▶ [Written task]: Reproduce the rows below verbatim, from the first row up to and including the row containing "data-label-japan-2023: 1.3% bbox=[258, 311, 283, 323]".

[start]

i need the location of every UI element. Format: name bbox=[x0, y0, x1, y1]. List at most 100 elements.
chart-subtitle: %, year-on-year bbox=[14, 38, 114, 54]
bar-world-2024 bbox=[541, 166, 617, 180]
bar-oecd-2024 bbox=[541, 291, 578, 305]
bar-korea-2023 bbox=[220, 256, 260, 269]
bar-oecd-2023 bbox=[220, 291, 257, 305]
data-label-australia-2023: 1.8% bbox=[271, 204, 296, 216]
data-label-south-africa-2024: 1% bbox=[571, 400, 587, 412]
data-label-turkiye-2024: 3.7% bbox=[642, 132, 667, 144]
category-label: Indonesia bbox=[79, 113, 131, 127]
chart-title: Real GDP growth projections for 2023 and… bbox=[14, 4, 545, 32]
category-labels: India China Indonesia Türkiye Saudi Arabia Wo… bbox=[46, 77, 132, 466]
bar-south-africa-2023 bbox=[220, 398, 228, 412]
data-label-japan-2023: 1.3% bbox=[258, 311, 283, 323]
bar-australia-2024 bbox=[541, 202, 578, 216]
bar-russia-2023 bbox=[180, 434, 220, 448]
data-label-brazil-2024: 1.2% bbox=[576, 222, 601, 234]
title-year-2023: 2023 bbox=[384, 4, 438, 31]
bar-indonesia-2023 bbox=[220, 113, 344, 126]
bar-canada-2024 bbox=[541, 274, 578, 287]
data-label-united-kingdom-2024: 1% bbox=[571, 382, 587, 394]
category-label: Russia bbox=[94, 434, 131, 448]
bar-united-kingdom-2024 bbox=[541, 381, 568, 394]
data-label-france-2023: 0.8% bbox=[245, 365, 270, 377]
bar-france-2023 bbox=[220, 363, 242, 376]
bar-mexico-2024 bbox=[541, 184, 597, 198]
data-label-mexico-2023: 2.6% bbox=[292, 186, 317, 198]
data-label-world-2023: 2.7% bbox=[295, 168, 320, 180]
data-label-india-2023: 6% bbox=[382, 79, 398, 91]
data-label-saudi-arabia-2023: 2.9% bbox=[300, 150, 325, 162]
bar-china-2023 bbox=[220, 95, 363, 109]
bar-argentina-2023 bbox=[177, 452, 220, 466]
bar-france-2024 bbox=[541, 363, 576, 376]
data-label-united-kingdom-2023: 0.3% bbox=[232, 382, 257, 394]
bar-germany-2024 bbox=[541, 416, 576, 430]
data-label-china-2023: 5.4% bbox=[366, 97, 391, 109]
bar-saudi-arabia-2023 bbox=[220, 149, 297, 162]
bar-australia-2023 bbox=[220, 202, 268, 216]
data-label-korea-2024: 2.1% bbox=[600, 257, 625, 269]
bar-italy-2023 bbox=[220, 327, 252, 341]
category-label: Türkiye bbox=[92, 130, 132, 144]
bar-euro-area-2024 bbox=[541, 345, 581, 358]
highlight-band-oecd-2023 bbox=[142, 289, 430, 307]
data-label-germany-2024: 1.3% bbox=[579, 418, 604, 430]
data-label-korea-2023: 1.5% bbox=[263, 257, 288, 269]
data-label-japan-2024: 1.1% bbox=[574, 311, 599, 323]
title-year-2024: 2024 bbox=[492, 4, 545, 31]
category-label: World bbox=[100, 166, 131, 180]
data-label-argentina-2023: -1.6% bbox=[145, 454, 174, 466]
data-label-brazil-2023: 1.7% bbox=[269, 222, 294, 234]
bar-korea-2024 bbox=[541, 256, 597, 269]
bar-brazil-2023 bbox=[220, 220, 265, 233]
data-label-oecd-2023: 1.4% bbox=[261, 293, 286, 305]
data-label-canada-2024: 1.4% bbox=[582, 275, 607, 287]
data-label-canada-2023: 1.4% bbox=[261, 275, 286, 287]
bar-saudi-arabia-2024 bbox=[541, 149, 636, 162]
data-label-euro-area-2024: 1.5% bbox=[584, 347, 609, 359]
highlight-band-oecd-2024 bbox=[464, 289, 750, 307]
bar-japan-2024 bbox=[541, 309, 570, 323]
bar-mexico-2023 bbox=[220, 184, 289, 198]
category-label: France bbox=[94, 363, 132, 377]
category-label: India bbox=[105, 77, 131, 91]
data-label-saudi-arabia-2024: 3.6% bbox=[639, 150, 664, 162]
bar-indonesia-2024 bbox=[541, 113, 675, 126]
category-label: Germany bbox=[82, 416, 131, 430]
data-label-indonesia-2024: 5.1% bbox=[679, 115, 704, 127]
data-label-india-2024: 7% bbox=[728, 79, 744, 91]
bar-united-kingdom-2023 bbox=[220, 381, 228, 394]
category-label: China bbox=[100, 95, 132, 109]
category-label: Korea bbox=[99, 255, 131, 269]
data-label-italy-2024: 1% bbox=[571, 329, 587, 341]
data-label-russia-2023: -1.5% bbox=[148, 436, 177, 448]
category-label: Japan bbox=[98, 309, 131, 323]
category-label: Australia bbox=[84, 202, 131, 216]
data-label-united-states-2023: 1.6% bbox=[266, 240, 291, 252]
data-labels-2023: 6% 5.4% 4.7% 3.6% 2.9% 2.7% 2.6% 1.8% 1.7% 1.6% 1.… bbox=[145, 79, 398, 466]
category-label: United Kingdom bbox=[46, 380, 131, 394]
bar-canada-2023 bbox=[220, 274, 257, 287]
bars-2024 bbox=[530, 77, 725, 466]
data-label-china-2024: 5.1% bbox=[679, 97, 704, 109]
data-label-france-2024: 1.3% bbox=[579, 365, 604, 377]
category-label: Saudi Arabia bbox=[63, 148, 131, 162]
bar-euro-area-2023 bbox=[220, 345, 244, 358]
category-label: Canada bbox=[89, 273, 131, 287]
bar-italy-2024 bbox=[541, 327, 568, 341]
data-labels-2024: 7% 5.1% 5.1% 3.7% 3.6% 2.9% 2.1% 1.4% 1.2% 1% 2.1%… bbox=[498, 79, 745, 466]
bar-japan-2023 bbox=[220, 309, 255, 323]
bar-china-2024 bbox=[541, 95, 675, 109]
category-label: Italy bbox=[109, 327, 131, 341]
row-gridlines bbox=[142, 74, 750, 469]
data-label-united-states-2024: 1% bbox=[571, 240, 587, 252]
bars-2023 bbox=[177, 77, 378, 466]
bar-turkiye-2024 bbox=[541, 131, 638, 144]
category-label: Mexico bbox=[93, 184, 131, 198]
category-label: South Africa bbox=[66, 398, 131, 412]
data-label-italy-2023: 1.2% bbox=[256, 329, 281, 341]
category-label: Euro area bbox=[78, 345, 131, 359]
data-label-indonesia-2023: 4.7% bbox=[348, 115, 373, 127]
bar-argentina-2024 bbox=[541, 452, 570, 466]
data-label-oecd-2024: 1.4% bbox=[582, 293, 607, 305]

[end]

▶ [Result of this task]:
i need the location of every UI element. Format: name bbox=[x0, y0, x1, y1]. List at most 100 elements.
chart-subtitle: %, year-on-year bbox=[14, 38, 114, 54]
bar-world-2024 bbox=[541, 166, 617, 180]
bar-oecd-2024 bbox=[541, 291, 578, 305]
bar-korea-2023 bbox=[220, 256, 260, 269]
bar-oecd-2023 bbox=[220, 291, 257, 305]
data-label-australia-2023: 1.8% bbox=[271, 204, 296, 216]
data-label-south-africa-2024: 1% bbox=[571, 400, 587, 412]
data-label-turkiye-2024: 3.7% bbox=[642, 132, 667, 144]
category-label: Indonesia bbox=[79, 113, 131, 127]
chart-title: Real GDP growth projections for 2023 and… bbox=[14, 4, 545, 32]
category-labels: India China Indonesia Türkiye Saudi Arabia Wo… bbox=[46, 77, 132, 466]
bar-south-africa-2023 bbox=[220, 398, 228, 412]
data-label-japan-2023: 1.3% bbox=[258, 311, 283, 323]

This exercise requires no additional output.